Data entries

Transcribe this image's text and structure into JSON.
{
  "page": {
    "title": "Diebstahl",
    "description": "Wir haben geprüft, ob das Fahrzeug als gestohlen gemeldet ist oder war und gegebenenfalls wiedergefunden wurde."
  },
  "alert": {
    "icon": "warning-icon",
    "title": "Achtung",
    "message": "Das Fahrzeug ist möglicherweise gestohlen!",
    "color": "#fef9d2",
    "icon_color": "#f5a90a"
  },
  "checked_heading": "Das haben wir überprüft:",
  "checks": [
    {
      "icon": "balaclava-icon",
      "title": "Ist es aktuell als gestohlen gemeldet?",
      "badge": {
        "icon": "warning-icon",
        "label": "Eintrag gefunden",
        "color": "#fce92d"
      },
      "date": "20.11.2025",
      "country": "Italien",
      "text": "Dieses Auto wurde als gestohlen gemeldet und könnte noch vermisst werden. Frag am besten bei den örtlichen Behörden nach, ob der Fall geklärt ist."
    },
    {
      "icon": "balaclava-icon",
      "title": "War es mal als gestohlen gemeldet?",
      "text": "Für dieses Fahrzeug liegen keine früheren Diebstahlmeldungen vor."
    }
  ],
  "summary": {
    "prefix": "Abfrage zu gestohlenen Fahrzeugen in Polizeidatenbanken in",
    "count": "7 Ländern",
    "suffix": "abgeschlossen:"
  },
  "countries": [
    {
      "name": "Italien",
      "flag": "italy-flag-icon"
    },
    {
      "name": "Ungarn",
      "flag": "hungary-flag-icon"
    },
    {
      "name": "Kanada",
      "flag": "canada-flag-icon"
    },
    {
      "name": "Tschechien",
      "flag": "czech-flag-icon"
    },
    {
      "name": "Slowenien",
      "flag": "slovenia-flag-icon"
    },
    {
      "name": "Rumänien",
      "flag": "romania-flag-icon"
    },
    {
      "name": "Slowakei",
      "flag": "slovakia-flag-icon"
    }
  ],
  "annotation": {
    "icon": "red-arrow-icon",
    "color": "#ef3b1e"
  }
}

(GIVEN REQUEST):
Pick out every line of the listing containing the word "haben", and show those lines.

(RESULT FOR THIS TASK):
    "description": "Wir haben geprüft, ob das Fahrzeug als gestohlen gemeldet ist oder war und gegebenenfalls wiedergefunden wurde."
  "checked_heading": "Das haben wir überprüft:",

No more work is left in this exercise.